[Dataset excerpt]
_ _ _
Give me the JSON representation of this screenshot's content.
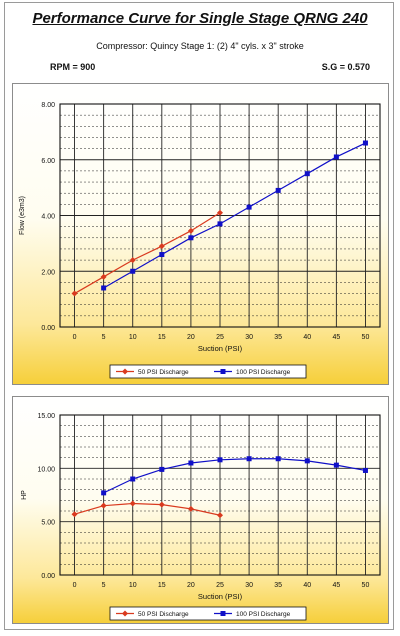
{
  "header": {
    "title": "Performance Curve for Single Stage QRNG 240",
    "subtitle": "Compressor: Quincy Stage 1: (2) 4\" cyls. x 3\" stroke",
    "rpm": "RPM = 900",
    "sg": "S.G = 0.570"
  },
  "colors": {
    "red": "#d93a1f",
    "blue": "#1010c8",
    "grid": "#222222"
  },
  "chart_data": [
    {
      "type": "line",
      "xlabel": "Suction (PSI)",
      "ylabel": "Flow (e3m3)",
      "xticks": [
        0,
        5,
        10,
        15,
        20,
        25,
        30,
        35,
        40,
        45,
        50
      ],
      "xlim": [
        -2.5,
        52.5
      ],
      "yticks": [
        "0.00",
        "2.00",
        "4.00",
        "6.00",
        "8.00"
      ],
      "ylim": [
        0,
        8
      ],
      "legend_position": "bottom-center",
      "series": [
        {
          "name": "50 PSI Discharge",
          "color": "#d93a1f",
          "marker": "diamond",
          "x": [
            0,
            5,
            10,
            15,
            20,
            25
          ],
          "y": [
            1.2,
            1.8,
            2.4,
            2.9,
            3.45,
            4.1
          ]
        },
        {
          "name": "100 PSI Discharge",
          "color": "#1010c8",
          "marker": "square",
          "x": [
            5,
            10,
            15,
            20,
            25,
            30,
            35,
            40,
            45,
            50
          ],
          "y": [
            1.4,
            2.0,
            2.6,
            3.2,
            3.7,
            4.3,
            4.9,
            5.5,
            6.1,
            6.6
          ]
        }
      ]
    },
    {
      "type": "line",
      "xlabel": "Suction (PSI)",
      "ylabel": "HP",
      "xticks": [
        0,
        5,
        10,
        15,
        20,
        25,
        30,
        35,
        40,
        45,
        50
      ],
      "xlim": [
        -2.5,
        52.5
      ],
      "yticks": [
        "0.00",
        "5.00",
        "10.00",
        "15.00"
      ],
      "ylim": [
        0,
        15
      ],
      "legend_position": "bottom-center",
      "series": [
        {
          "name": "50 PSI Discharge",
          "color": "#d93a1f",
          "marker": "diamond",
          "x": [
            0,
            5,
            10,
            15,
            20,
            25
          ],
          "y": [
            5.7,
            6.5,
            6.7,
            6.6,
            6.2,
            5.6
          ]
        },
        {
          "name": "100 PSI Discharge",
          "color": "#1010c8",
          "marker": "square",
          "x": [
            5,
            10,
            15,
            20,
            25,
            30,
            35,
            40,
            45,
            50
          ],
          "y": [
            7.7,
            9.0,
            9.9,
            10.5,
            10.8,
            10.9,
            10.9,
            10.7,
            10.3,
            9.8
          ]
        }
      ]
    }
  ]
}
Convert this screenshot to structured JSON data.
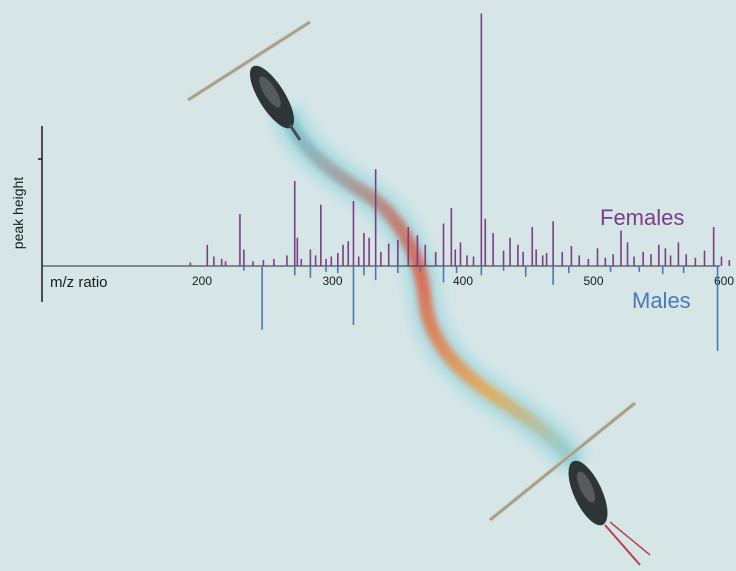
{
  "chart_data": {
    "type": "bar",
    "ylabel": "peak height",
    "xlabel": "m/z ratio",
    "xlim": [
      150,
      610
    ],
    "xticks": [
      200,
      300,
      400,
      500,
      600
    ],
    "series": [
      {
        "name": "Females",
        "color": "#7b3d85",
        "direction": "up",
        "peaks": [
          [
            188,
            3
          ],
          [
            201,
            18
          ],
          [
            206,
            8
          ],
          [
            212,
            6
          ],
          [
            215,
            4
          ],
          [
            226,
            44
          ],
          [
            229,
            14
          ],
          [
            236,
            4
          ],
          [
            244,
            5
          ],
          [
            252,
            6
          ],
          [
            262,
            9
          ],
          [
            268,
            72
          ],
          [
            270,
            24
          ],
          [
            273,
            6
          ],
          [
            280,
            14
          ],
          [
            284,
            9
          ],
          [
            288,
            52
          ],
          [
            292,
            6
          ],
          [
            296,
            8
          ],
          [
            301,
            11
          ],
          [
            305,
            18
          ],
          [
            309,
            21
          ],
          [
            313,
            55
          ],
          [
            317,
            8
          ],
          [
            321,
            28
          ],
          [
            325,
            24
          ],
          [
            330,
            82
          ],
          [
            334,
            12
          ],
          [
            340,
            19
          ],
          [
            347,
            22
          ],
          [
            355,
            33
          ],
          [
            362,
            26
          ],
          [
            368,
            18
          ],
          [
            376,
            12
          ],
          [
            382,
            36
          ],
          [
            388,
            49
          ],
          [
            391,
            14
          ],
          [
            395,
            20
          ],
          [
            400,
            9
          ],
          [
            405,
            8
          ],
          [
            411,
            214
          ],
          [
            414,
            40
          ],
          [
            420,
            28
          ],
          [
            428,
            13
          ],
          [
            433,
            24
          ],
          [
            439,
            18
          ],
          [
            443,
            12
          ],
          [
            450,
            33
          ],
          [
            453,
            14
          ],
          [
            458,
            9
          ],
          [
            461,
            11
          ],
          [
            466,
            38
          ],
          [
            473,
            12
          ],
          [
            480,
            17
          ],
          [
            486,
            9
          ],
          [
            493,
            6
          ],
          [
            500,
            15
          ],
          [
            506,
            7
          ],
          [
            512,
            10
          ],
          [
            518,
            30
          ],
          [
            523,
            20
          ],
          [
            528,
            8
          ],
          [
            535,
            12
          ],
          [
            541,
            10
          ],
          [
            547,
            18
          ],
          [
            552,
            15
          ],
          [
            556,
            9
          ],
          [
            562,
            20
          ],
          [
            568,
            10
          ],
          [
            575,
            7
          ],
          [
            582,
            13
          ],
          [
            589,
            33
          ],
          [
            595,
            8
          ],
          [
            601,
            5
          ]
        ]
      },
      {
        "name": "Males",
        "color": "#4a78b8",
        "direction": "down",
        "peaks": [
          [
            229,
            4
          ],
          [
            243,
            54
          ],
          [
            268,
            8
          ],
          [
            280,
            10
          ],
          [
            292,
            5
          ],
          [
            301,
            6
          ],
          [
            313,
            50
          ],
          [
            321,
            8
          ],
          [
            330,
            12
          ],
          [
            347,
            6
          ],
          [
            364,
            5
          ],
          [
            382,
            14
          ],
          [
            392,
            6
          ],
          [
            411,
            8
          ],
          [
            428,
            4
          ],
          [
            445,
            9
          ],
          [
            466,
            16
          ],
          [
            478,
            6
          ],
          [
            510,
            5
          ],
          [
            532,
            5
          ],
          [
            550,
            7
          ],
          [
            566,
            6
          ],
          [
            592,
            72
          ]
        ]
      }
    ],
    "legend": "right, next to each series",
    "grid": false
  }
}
_ _ _
GIVEN EXERCISE:
Go through the entries above and output them exactly, without pictures.

COMPLETE ANSWER:
Give me the JSON representation of this screenshot's content.
{
  "header": {
    "title": "Performance Curve for Single Stage QRNG 240",
    "subtitle": "Compressor: Quincy Stage 1: (2) 4\" cyls. x 3\" stroke",
    "rpm": "RPM = 900",
    "sg": "S.G = 0.570"
  },
  "colors": {
    "red": "#d93a1f",
    "blue": "#1010c8",
    "grid": "#222222"
  },
  "chart_data": [
    {
      "type": "line",
      "xlabel": "Suction (PSI)",
      "ylabel": "Flow (e3m3)",
      "xticks": [
        0,
        5,
        10,
        15,
        20,
        25,
        30,
        35,
        40,
        45,
        50
      ],
      "xlim": [
        -2.5,
        52.5
      ],
      "yticks": [
        "0.00",
        "2.00",
        "4.00",
        "6.00",
        "8.00"
      ],
      "ylim": [
        0,
        8
      ],
      "legend_position": "bottom-center",
      "series": [
        {
          "name": "50 PSI Discharge",
          "color": "#d93a1f",
          "marker": "diamond",
          "x": [
            0,
            5,
            10,
            15,
            20,
            25
          ],
          "y": [
            1.2,
            1.8,
            2.4,
            2.9,
            3.45,
            4.1
          ]
        },
        {
          "name": "100 PSI Discharge",
          "color": "#1010c8",
          "marker": "square",
          "x": [
            5,
            10,
            15,
            20,
            25,
            30,
            35,
            40,
            45,
            50
          ],
          "y": [
            1.4,
            2.0,
            2.6,
            3.2,
            3.7,
            4.3,
            4.9,
            5.5,
            6.1,
            6.6
          ]
        }
      ]
    },
    {
      "type": "line",
      "xlabel": "Suction (PSI)",
      "ylabel": "HP",
      "xticks": [
        0,
        5,
        10,
        15,
        20,
        25,
        30,
        35,
        40,
        45,
        50
      ],
      "xlim": [
        -2.5,
        52.5
      ],
      "yticks": [
        "0.00",
        "5.00",
        "10.00",
        "15.00"
      ],
      "ylim": [
        0,
        15
      ],
      "legend_position": "bottom-center",
      "series": [
        {
          "name": "50 PSI Discharge",
          "color": "#d93a1f",
          "marker": "diamond",
          "x": [
            0,
            5,
            10,
            15,
            20,
            25
          ],
          "y": [
            5.7,
            6.5,
            6.7,
            6.6,
            6.2,
            5.6
          ]
        },
        {
          "name": "100 PSI Discharge",
          "color": "#1010c8",
          "marker": "square",
          "x": [
            5,
            10,
            15,
            20,
            25,
            30,
            35,
            40,
            45,
            50
          ],
          "y": [
            7.7,
            9.0,
            9.9,
            10.5,
            10.8,
            10.9,
            10.9,
            10.7,
            10.3,
            9.8
          ]
        }
      ]
    }
  ]
}
Convert this screenshot to structured JSON data.
{
  "chart_data": {
    "type": "bar",
    "ylabel": "peak height",
    "xlabel": "m/z ratio",
    "xlim": [
      150,
      610
    ],
    "xticks": [
      200,
      300,
      400,
      500,
      600
    ],
    "series": [
      {
        "name": "Females",
        "color": "#7b3d85",
        "direction": "up",
        "peaks": [
          [
            188,
            3
          ],
          [
            201,
            18
          ],
          [
            206,
            8
          ],
          [
            212,
            6
          ],
          [
            215,
            4
          ],
          [
            226,
            44
          ],
          [
            229,
            14
          ],
          [
            236,
            4
          ],
          [
            244,
            5
          ],
          [
            252,
            6
          ],
          [
            262,
            9
          ],
          [
            268,
            72
          ],
          [
            270,
            24
          ],
          [
            273,
            6
          ],
          [
            280,
            14
          ],
          [
            284,
            9
          ],
          [
            288,
            52
          ],
          [
            292,
            6
          ],
          [
            296,
            8
          ],
          [
            301,
            11
          ],
          [
            305,
            18
          ],
          [
            309,
            21
          ],
          [
            313,
            55
          ],
          [
            317,
            8
          ],
          [
            321,
            28
          ],
          [
            325,
            24
          ],
          [
            330,
            82
          ],
          [
            334,
            12
          ],
          [
            340,
            19
          ],
          [
            347,
            22
          ],
          [
            355,
            33
          ],
          [
            362,
            26
          ],
          [
            368,
            18
          ],
          [
            376,
            12
          ],
          [
            382,
            36
          ],
          [
            388,
            49
          ],
          [
            391,
            14
          ],
          [
            395,
            20
          ],
          [
            400,
            9
          ],
          [
            405,
            8
          ],
          [
            411,
            214
          ],
          [
            414,
            40
          ],
          [
            420,
            28
          ],
          [
            428,
            13
          ],
          [
            433,
            24
          ],
          [
            439,
            18
          ],
          [
            443,
            12
          ],
          [
            450,
            33
          ],
          [
            453,
            14
          ],
          [
            458,
            9
          ],
          [
            461,
            11
          ],
          [
            466,
            38
          ],
          [
            473,
            12
          ],
          [
            480,
            17
          ],
          [
            486,
            9
          ],
          [
            493,
            6
          ],
          [
            500,
            15
          ],
          [
            506,
            7
          ],
          [
            512,
            10
          ],
          [
            518,
            30
          ],
          [
            523,
            20
          ],
          [
            528,
            8
          ],
          [
            535,
            12
          ],
          [
            541,
            10
          ],
          [
            547,
            18
          ],
          [
            552,
            15
          ],
          [
            556,
            9
          ],
          [
            562,
            20
          ],
          [
            568,
            10
          ],
          [
            575,
            7
          ],
          [
            582,
            13
          ],
          [
            589,
            33
          ],
          [
            595,
            8
          ],
          [
            601,
            5
          ]
        ]
      },
      {
        "name": "Males",
        "color": "#4a78b8",
        "direction": "down",
        "peaks": [
          [
            229,
            4
          ],
          [
            243,
            54
          ],
          [
            268,
            8
          ],
          [
            280,
            10
          ],
          [
            292,
            5
          ],
          [
            301,
            6
          ],
          [
            313,
            50
          ],
          [
            321,
            8
          ],
          [
            330,
            12
          ],
          [
            347,
            6
          ],
          [
            364,
            5
          ],
          [
            382,
            14
          ],
          [
            392,
            6
          ],
          [
            411,
            8
          ],
          [
            428,
            4
          ],
          [
            445,
            9
          ],
          [
            466,
            16
          ],
          [
            478,
            6
          ],
          [
            510,
            5
          ],
          [
            532,
            5
          ],
          [
            550,
            7
          ],
          [
            566,
            6
          ],
          [
            592,
            72
          ]
        ]
      }
    ],
    "legend": "right, next to each series",
    "grid": false
  }
}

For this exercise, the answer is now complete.